Task prompt | Carry on the mailing-list message about triple-parity RAID below from the point where it stops.

Source document |
** START **

Re: Triple parity and beyond

David Brown <david.brown@xxxxxxxxxxxx> · Thu, 21 Nov 2013 10:07:02 +0100

On 21/11/13 02:28, Stan Hoeppner wrote:
> On 11/20/2013 10:16 AM, James Plank wrote:
>> Hi all -- no real comments, except as I mentioned to Ric, my tutorial
>> in FAST last February presents Reed-Solomon coding with Cauchy
>> matrices, and then makes special note of the common pitfall of
>> assuming that you can append a Vandermonde matrix to an identity
>> matrix.  Please see
>> http://web.eecs.utk.edu/~plank/plank/papers/2013-02-11-FAST-Tutorial.pdf,
>> slides 48-52.
>>
>> Andrea, does the matrix that you included in an earlier mail (the one
>> that has Linux RAID-6 in the first two rows) have a general form, or
>> did you develop it in an ad hoc manner so that it would include Linux
>> RAID-6 in the first two rows?

** END **

Supplied data |
** START **

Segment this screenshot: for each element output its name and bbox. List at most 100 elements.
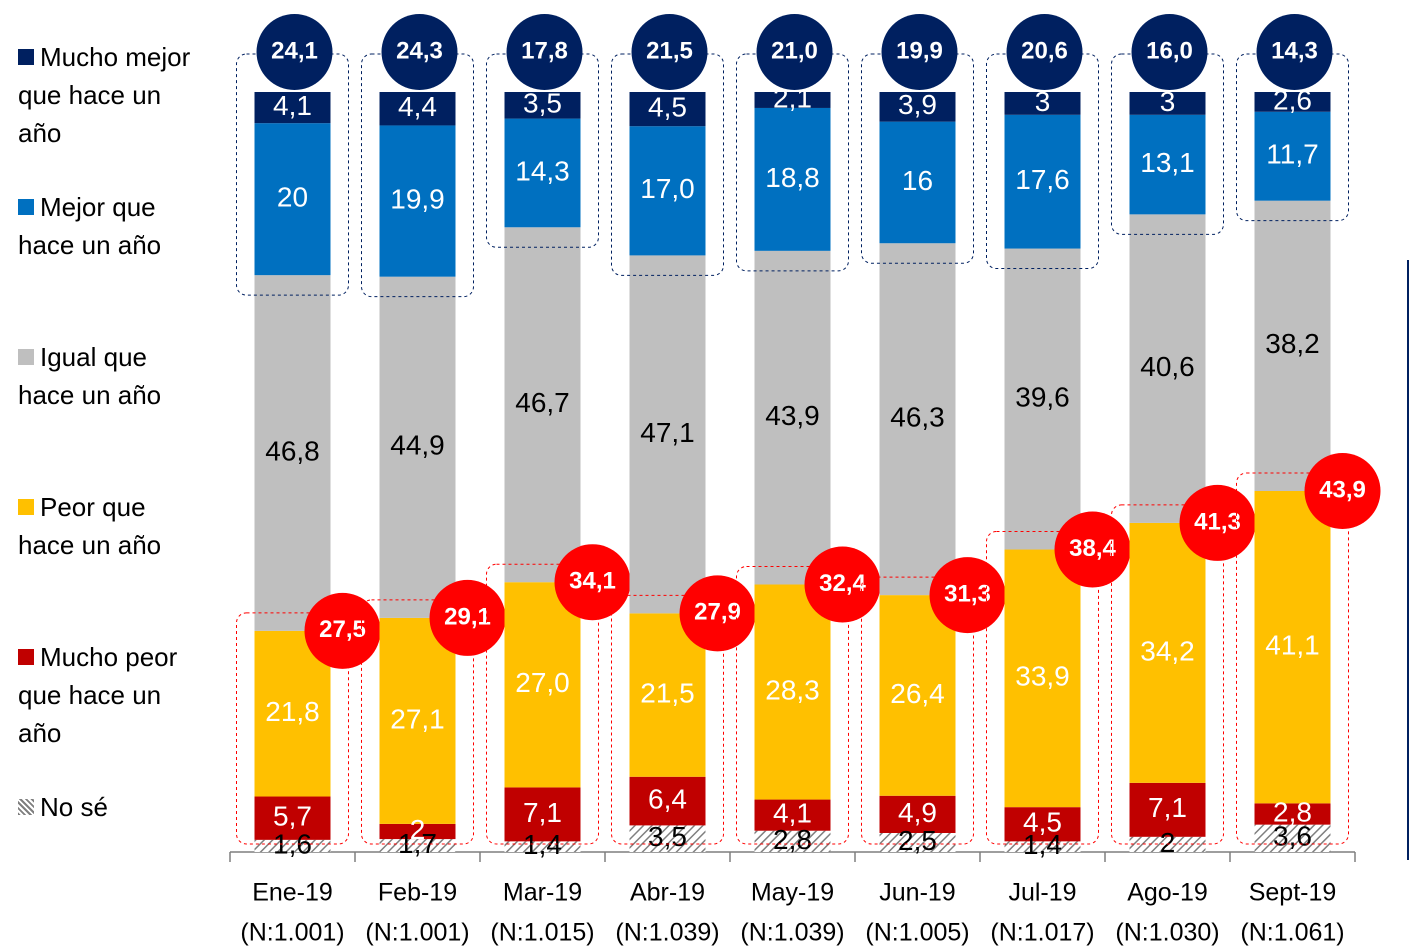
group-outline	[486, 53, 599, 248]
data-label: 2	[1160, 827, 1176, 858]
data-label: 4,4	[398, 91, 437, 122]
bar-segment	[504, 92, 581, 119]
bar-segment	[1129, 522, 1206, 783]
bar-segment	[754, 584, 831, 800]
legend-swatch	[18, 649, 34, 665]
data-label: 47,1	[640, 417, 695, 448]
legend-item: Mucho mejor que hace un año	[18, 38, 208, 152]
legend-item: No sé	[18, 788, 208, 826]
x-tick-label: May-19	[751, 879, 834, 907]
data-label: 17,0	[640, 173, 695, 204]
bar-segment	[879, 833, 956, 852]
bar-segment	[504, 787, 581, 842]
data-label: 2	[410, 814, 426, 845]
positive-total-bubble	[506, 14, 583, 90]
positive-total-label: 17,8	[521, 37, 568, 64]
bar-segment	[754, 250, 831, 585]
data-label: 11,7	[1266, 139, 1318, 170]
data-label: 33,9	[1015, 661, 1070, 692]
bar-segment	[1254, 92, 1331, 112]
bar-segment	[754, 830, 831, 852]
data-label: 1,4	[1023, 829, 1062, 860]
positive-total-label: 19,9	[896, 37, 943, 64]
bar-segment	[754, 92, 831, 108]
bar-segment	[254, 796, 331, 840]
legend-label: Mejor que hace un año	[18, 192, 162, 260]
bar-segment	[879, 121, 956, 244]
data-label: 14,3	[515, 155, 570, 186]
data-label: 3,6	[1273, 821, 1312, 852]
bar-segment	[1254, 824, 1331, 852]
legend-item: Igual que hace un año	[18, 338, 208, 414]
negative-total-label: 43,9	[1319, 476, 1366, 503]
bar-segment	[504, 582, 581, 788]
negative-total-label: 38,4	[1069, 535, 1116, 562]
data-label: 40,6	[1140, 351, 1195, 382]
negative-total-label: 41,3	[1194, 508, 1241, 535]
bar-segment	[754, 799, 831, 831]
bar-segment	[254, 123, 331, 276]
x-tick-label: Jun-19	[879, 879, 955, 907]
bar-segment	[879, 595, 956, 796]
data-label: 4,1	[273, 90, 312, 121]
group-outline	[486, 563, 599, 845]
sample-size-label: (N:1.039)	[615, 919, 719, 947]
bar-segment	[379, 125, 456, 277]
data-label: 1,7	[398, 828, 437, 859]
positive-total-label: 21,0	[771, 37, 818, 64]
data-label: 43,9	[765, 400, 820, 431]
bar-segment	[379, 92, 456, 126]
group-outline	[861, 576, 974, 845]
x-tick-label: Feb-19	[378, 879, 457, 907]
x-tick-label: Mar-19	[503, 879, 582, 907]
bar-segment	[379, 617, 456, 824]
data-label: 4,9	[898, 797, 937, 828]
negative-total-bubble	[429, 579, 506, 656]
data-label: 20	[277, 182, 308, 213]
x-tick-label: Ene-19	[252, 879, 333, 907]
bar-segment	[379, 823, 456, 840]
bar-segment	[254, 275, 331, 631]
data-label: 27,1	[390, 703, 445, 734]
bar-segment	[379, 276, 456, 618]
legend-swatch	[18, 799, 34, 815]
sample-size-label: (N:1.015)	[490, 919, 594, 947]
negative-total-bubble	[1304, 453, 1381, 529]
data-label: 2,5	[898, 825, 937, 856]
data-label: 3	[1035, 86, 1051, 117]
negative-total-bubble	[304, 592, 381, 669]
data-label: 7,1	[1148, 792, 1187, 823]
positive-total-label: 24,1	[271, 37, 318, 64]
data-label: 46,7	[515, 387, 570, 418]
group-outline	[1111, 53, 1224, 235]
bar-segment	[1004, 92, 1081, 115]
legend-item: Mejor que hace un año	[18, 188, 208, 264]
group-outline	[986, 531, 1099, 845]
sample-size-label: (N:1.005)	[865, 919, 969, 947]
data-label: 21,8	[265, 696, 320, 727]
legend-label: Peor que hace un año	[18, 492, 162, 560]
legend-item: Mucho peor que hace un año	[18, 638, 208, 752]
legend-label: Igual que hace un año	[18, 342, 162, 410]
positive-total-label: 21,5	[646, 37, 693, 64]
x-tick-label: Sept-19	[1249, 879, 1337, 907]
positive-total-bubble	[1131, 14, 1208, 90]
group-outline	[736, 53, 849, 272]
x-tick-label: Abr-19	[630, 879, 705, 907]
data-label: 26,4	[890, 678, 945, 709]
data-label: 6,4	[648, 783, 687, 814]
data-label: 7,1	[523, 797, 562, 828]
data-label: 5,7	[273, 801, 312, 832]
bar-segment	[1129, 114, 1206, 215]
bar-segment	[1004, 114, 1081, 249]
legend-label: Mucho peor que hace un año	[18, 642, 178, 748]
data-label: 2,8	[773, 824, 812, 855]
data-label: 17,6	[1015, 164, 1070, 195]
data-label: 41,1	[1265, 630, 1320, 661]
negative-total-label: 34,1	[569, 568, 616, 595]
group-outline	[1236, 472, 1349, 845]
bar-segment	[629, 126, 706, 256]
data-label: 4,5	[648, 91, 687, 122]
bar-segment	[629, 776, 706, 826]
group-outline	[1236, 53, 1349, 222]
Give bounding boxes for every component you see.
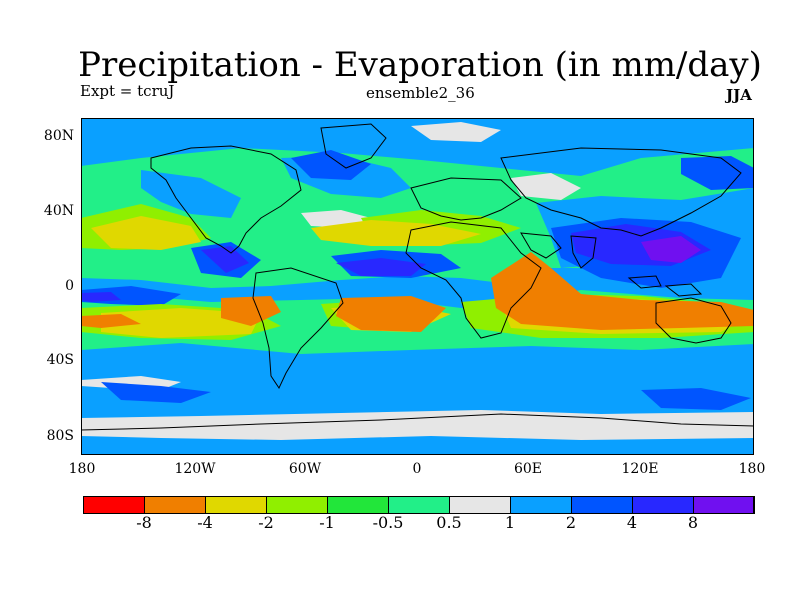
x-tick-label: 0 — [412, 461, 422, 477]
colorbar-swatch — [450, 497, 511, 513]
colorbar-label: -4 — [197, 513, 213, 532]
colorbar-swatch — [633, 497, 694, 513]
north-pacific-high — [91, 216, 201, 250]
precipitation-map — [81, 118, 754, 455]
north-pacific-wet — [681, 156, 754, 190]
south-atlantic-dry-core — [336, 296, 446, 332]
colorbar-swatch — [389, 497, 450, 513]
east-pacific-max — [81, 292, 121, 302]
x-tick-label: 60W — [288, 461, 322, 477]
southeast-pacific-dry — [221, 296, 281, 326]
colorbar-swatch — [84, 497, 145, 513]
y-tick-label: 40S — [46, 352, 74, 368]
y-tick-label: 0 — [65, 278, 74, 294]
colorbar-swatch — [267, 497, 328, 513]
y-tick-label: 40N — [43, 203, 74, 219]
colorbar-swatch — [328, 497, 389, 513]
colorbar — [83, 496, 755, 514]
experiment-label: Expt = tcruJ — [80, 82, 175, 100]
colorbar-label: 4 — [626, 513, 638, 532]
colorbar-label: 2 — [565, 513, 577, 532]
colorbar-swatch — [511, 497, 572, 513]
plot-title: Precipitation - Evaporation (in mm/day) — [78, 45, 762, 85]
north-atlantic-high — [311, 220, 481, 246]
atlantic-itcz-max — [336, 258, 426, 276]
south-pacific-wet — [101, 382, 211, 403]
neutral-patch — [511, 173, 581, 200]
colorbar-label: -0.5 — [372, 513, 404, 532]
x-tick-label: 180 — [738, 461, 766, 477]
ensemble-label: ensemble2_36 — [366, 84, 475, 102]
colorbar-label: -8 — [136, 513, 152, 532]
season-label: JJA — [726, 86, 752, 104]
x-tick-label: 120W — [174, 461, 216, 477]
colorbar-label: 8 — [687, 513, 699, 532]
south-pacific-wet — [641, 388, 751, 410]
north-pacific-moist — [141, 170, 241, 218]
colorbar-label: -1 — [319, 513, 335, 532]
coastlines — [81, 123, 754, 431]
arctic-moist-band — [81, 118, 754, 176]
x-tick-label: 180 — [68, 461, 96, 477]
colorbar-label: 1 — [504, 513, 516, 532]
indian-ocean-dry-core — [491, 252, 754, 330]
colorbar-swatch — [206, 497, 267, 513]
colorbar-swatch — [572, 497, 633, 513]
monsoon-peak — [641, 236, 701, 263]
neutral-patch — [411, 122, 501, 142]
colorbar-label: -2 — [258, 513, 274, 532]
y-tick-label: 80N — [43, 128, 74, 144]
x-tick-label: 120E — [621, 461, 659, 477]
map-frame — [81, 118, 754, 455]
pacific-dry-core — [81, 314, 141, 328]
north-atlantic-wet — [291, 150, 371, 180]
colorbar-swatch — [145, 497, 206, 513]
y-tick-label: 80S — [46, 428, 74, 444]
central-america-max — [201, 246, 249, 273]
colorbar-swatch — [694, 497, 754, 513]
x-tick-label: 60E — [513, 461, 543, 477]
colorbar-label: 0.5 — [436, 513, 462, 532]
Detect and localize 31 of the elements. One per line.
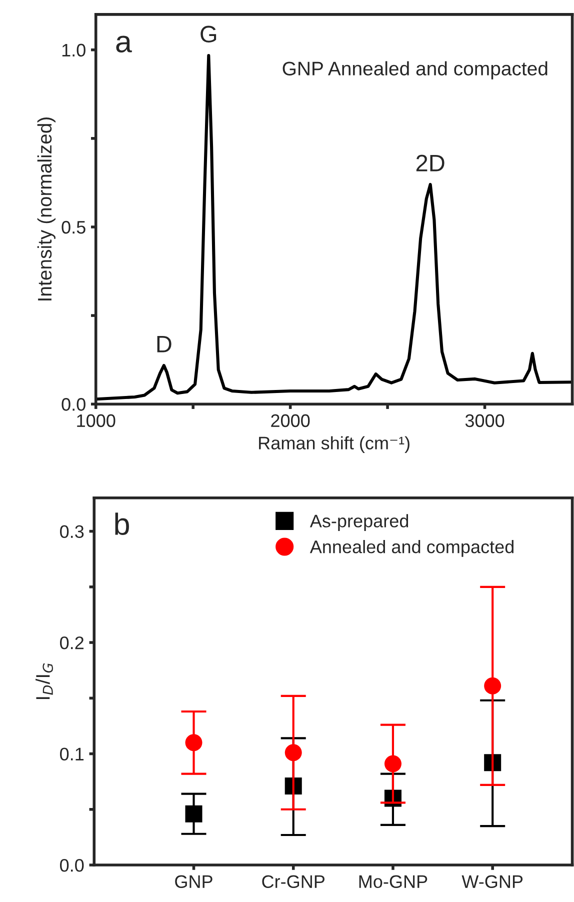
y-tick-label: 0.0 [62,398,86,411]
annotation: G [200,26,216,43]
y-tick-label: 1.0 [62,44,86,57]
point [185,734,202,752]
point [185,805,202,822]
x-tick-label: W-GNP [462,875,523,888]
annotation: D [157,336,172,352]
annotation: a [116,36,132,52]
x-tick-label: Cr-GNP [262,875,325,888]
annotation: b [115,512,129,536]
legend-label: As-prepared [310,514,408,531]
y-tick-label: 0.5 [62,220,86,234]
y-tick-label: 0.1 [60,748,84,760]
annotation: 2D [416,154,444,172]
y-axis-title: Intensity (normalized) [37,118,56,300]
x-tick-label: 3000 [465,414,504,428]
y-axis-title: I$_{D}$/I$_{G}$ [36,663,54,700]
x-tick-label: 2000 [271,414,310,428]
x-tick-label: 1000 [77,414,116,428]
y-tick-label: 0.3 [60,525,84,538]
annotation: GNP Annealed and compacted [282,61,548,80]
point [384,755,402,772]
x-tick-label: GNP [175,875,212,888]
point [284,744,302,762]
y-tick-label: 0.2 [60,636,84,650]
legend-label: Annealed and compacted [310,540,514,557]
x-tick-label: Mo-GNP [359,875,428,888]
line-series [96,54,572,401]
point [484,677,502,694]
x-axis-title: Raman shift (cm⁻¹) [259,436,410,454]
y-tick-label: 0.0 [60,858,84,872]
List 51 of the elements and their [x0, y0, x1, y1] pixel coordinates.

** END **

Response to the exercise |
> 
> Hello Jim,
> 
> It's always perilous to follow a Ph.D., so I guess I'm feeling suicidal
> today. ;)
> 
> I'm not attempting to marginalize Andrea's work here, but I can't help
> but ponder what the real value of triple parity RAID is, or quad, or
> beyond.  Some time ago parity RAID's primary mission ceased to be
> surviving single drive failure, or a 2nd failure during rebuild, and
> became mitigating UREs during a drive rebuild.  So we're now talking
> about dedicating 3 drives of capacity to avoiding disaster due to
> platter defects and secondary drive failure.  For small arrays this is
> approaching half the array capacity.  So here parity RAID has lost the
> battle with RAID10's capacity disadvantage, yet it still suffers the
> vastly inferior performance in normal read/write IO, not to mention
> rebuild times that are 3-10x longer.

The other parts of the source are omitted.